-- Tasks for this exercise --
A - List every all-capital abbreviation in the discussion of growth-stage investing, each given once.
B - From the records, extract the lines starting at the one containing "password-field[interactable] xyxy=(254,369,396,392)" and ending at the one containing "page-header: Change Password", including both, and reproduce them without any change.

-- Provided text --
((

What kind of diligence are they doing per investment?

They're not. They're giving growth-stage companies term sheets essentially after an initial meeting and maybe a unit economics calculation. They may seem crazy, but what they're actually doing is creating an index fund of sorts of growth-stage businesses. Everyone agrees growth is one of the most attractive spaces to be in right now, so rather than try to pick winners and losers they're trying to get a diversified piece of the whole market. We can argue about whether this strategy will work, but it is interesting to watch.

 

As other mentioned, they don't do proper DD (how could they with their lean team at this pace), this is not real "growth investing" in a traditional sense but rather building an index of all the up an coming names. Some will be flops, some will end up big. Reminds me of the early days of the Vision Fund, but on steroids.

I am doing growth at one of the large PE platforms and we consistenly lose out to Tiger, Coatue and the likes as we still do the traditional DD, like to dig deep and do a couple of weeks of detailed work while they just have the MP, take it at face value and throw a ridiculous term sheet at the owners (often also pre-MP) and then sign at a valuation that a rationale PE-type investor will not underwrite. 

Frustrating to say the least, but let's see how this plays out for them. If you want to win against those guys these days you really need a proper relationship with the founders, owners or decision makers so that they want you for your value-add and specific expertise, otherwise it is tough to win. I know founders with Tiger-type shops in the share reg and they mention that they are completely hands-off as investors.

 

What's most interesting is the LP perspective - seems like they don't care if returns are getting compressed as long as capital goes out the door.  Anecdotally, have heard LPs say the same thing about LBO PE (although I can't imagine this level of napkin diligence for a control investor / mature business). 

Begs the question, what happens if these returns converge with LBO PE or public equity?

))

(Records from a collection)
((

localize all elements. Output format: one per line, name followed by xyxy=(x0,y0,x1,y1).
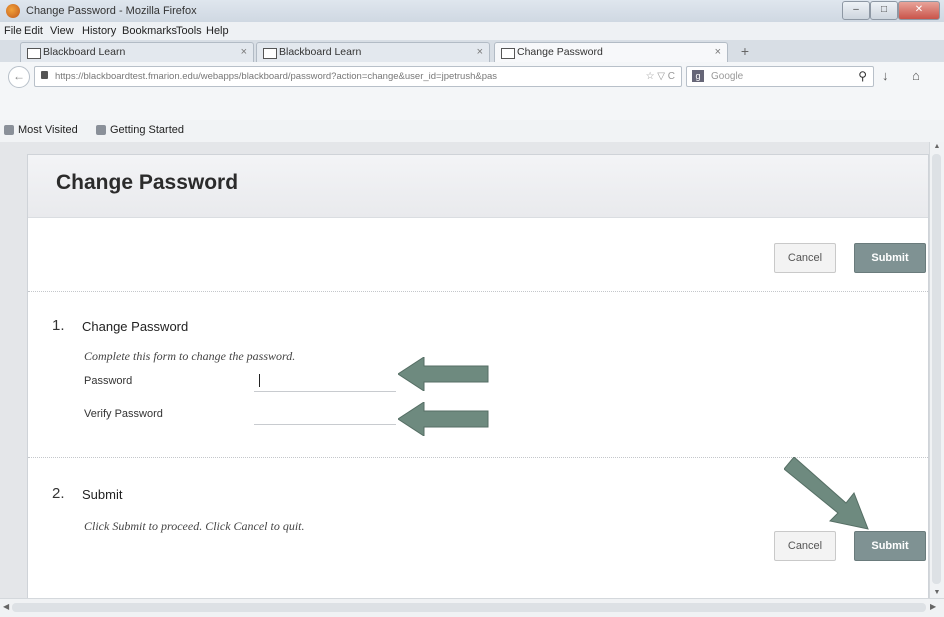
password-field[interactable] xyxy=(254,369,396,392)
window-titlebar: Change Password - Mozilla Firefox – □ ✕ xyxy=(0,0,944,23)
scroll-thumb[interactable] xyxy=(932,154,941,584)
lock-icon xyxy=(41,71,48,79)
step-1-instructions: Complete this form to change the passwor… xyxy=(84,349,296,363)
scroll-left-icon[interactable]: ◀ xyxy=(3,602,9,611)
getting-started-icon xyxy=(96,125,106,135)
page-icon xyxy=(501,48,515,59)
toolbar-spacer xyxy=(0,90,944,120)
step-2-number: 2. xyxy=(52,485,65,502)
most-visited-icon xyxy=(4,125,14,135)
text-caret xyxy=(259,374,260,387)
scroll-right-icon[interactable]: ▶ xyxy=(930,602,936,611)
navigation-bar: ← https://blackboardtest.fmarion.edu/web… xyxy=(0,62,944,90)
tab-label: Blackboard Learn xyxy=(43,46,126,58)
section-divider xyxy=(28,291,928,292)
maximize-button[interactable]: □ xyxy=(870,1,898,20)
menu-edit[interactable]: Edit xyxy=(24,25,43,37)
close-window-button[interactable]: ✕ xyxy=(898,1,940,20)
step-1-title: Change Password xyxy=(82,319,189,334)
tab-blackboard-learn-2[interactable]: Blackboard Learn × xyxy=(256,42,490,62)
downloads-icon[interactable]: ↓ xyxy=(882,68,889,83)
arrow-left-icon xyxy=(398,402,489,436)
tab-label: Blackboard Learn xyxy=(279,46,362,58)
back-button[interactable]: ← xyxy=(8,66,30,88)
page-header: Change Password xyxy=(28,155,928,218)
window-title: Change Password - Mozilla Firefox xyxy=(26,5,197,17)
url-text: https://blackboardtest.fmarion.edu/webap… xyxy=(55,71,498,82)
firefox-logo-icon xyxy=(6,4,20,18)
menu-bookmarks[interactable]: Bookmarks xyxy=(122,25,177,37)
arrow-left-icon xyxy=(398,357,489,391)
tab-label: Change Password xyxy=(517,46,603,58)
bookmark-getting-started[interactable]: Getting Started xyxy=(110,124,184,136)
page-title: Change Password xyxy=(56,171,239,194)
search-icon[interactable]: ⚲ xyxy=(858,67,867,86)
search-placeholder: Google xyxy=(711,71,744,82)
bottom-cancel-button[interactable]: Cancel xyxy=(774,531,836,561)
scroll-up-icon[interactable]: ▲ xyxy=(930,142,944,152)
step-1-number: 1. xyxy=(52,317,65,334)
search-bar[interactable]: g Google ⚲ xyxy=(686,66,874,87)
arrow-down-right-icon xyxy=(784,457,869,530)
menu-help[interactable]: Help xyxy=(206,25,229,37)
tab-close-icon[interactable]: × xyxy=(715,43,721,62)
home-icon[interactable]: ⌂ xyxy=(912,68,920,83)
menu-file[interactable]: File xyxy=(4,25,22,37)
bookmarks-toolbar: Most Visited Getting Started xyxy=(0,120,944,143)
menu-view[interactable]: View xyxy=(50,25,74,37)
step-2-instructions: Click Submit to proceed. Click Cancel to… xyxy=(84,519,305,533)
page-icon xyxy=(27,48,41,59)
menu-bar: File Edit View History Bookmarks Tools H… xyxy=(0,22,944,40)
bookmark-star-icon[interactable]: ☆ ▽ C xyxy=(646,67,675,86)
tab-bar: Blackboard Learn × Blackboard Learn × Ch… xyxy=(0,40,944,63)
tab-change-password[interactable]: Change Password × xyxy=(494,42,728,63)
tab-close-icon[interactable]: × xyxy=(241,43,247,62)
url-bar[interactable]: https://blackboardtest.fmarion.edu/webap… xyxy=(34,66,682,87)
menu-tools[interactable]: Tools xyxy=(176,25,202,37)
step-2-title: Submit xyxy=(82,487,123,502)
minimize-button[interactable]: – xyxy=(842,1,870,20)
verify-password-label: Verify Password xyxy=(84,408,163,420)
new-tab-button[interactable]: + xyxy=(733,43,757,60)
change-password-panel: Change Password Cancel Submit 1. Change … xyxy=(27,154,929,598)
top-submit-button[interactable]: Submit xyxy=(854,243,926,273)
scroll-down-icon[interactable]: ▼ xyxy=(930,588,944,598)
vertical-scrollbar[interactable]: ▲ ▼ xyxy=(929,142,944,598)
top-cancel-button[interactable]: Cancel xyxy=(774,243,836,273)
horizontal-scrollbar[interactable]: ◀ ▶ xyxy=(0,598,944,617)
tab-close-icon[interactable]: × xyxy=(477,43,483,62)
page-viewport: Change Password Cancel Submit 1. Change … xyxy=(0,142,944,598)
password-label: Password xyxy=(84,375,133,387)
bottom-submit-button[interactable]: Submit xyxy=(854,531,926,561)
tab-blackboard-learn-1[interactable]: Blackboard Learn × xyxy=(20,42,254,62)
menu-history[interactable]: History xyxy=(82,25,116,37)
bookmark-most-visited[interactable]: Most Visited xyxy=(18,124,78,136)
page-icon xyxy=(263,48,277,59)
scroll-thumb[interactable] xyxy=(12,603,926,612)
verify-password-field[interactable] xyxy=(254,402,396,425)
google-engine-icon[interactable]: g xyxy=(692,70,704,82)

))

-- Exercise responses --
A - DD, PE, MP, LP, LBO

B -
password-field[interactable] xyxy=(254,369,396,392)
window-titlebar: Change Password - Mozilla Firefox – □ ✕ xyxy=(0,0,944,23)
scroll-thumb[interactable] xyxy=(932,154,941,584)
lock-icon xyxy=(41,71,48,79)
step-1-instructions: Complete this form to change the passwor… xyxy=(84,349,296,363)
scroll-left-icon[interactable]: ◀ xyxy=(3,602,9,611)
getting-started-icon xyxy=(96,125,106,135)
page-icon xyxy=(501,48,515,59)
toolbar-spacer xyxy=(0,90,944,120)
step-2-number: 2. xyxy=(52,485,65,502)
most-visited-icon xyxy=(4,125,14,135)
text-caret xyxy=(259,374,260,387)
scroll-right-icon[interactable]: ▶ xyxy=(930,602,936,611)
navigation-bar: ← https://blackboardtest.fmarion.edu/web… xyxy=(0,62,944,90)
tab-label: Blackboard Learn xyxy=(43,46,126,58)
section-divider xyxy=(28,291,928,292)
maximize-button[interactable]: □ xyxy=(870,1,898,20)
menu-edit[interactable]: Edit xyxy=(24,25,43,37)
close-window-button[interactable]: ✕ xyxy=(898,1,940,20)
step-1-title: Change Password xyxy=(82,319,189,334)
tab-blackboard-learn-2[interactable]: Blackboard Learn × xyxy=(256,42,490,62)
downloads-icon[interactable]: ↓ xyxy=(882,68,889,83)
arrow-left-icon xyxy=(398,402,489,436)
tab-label: Blackboard Learn xyxy=(279,46,362,58)
back-button[interactable]: ← xyxy=(8,66,30,88)
page-header: Change Password xyxy=(28,155,928,218)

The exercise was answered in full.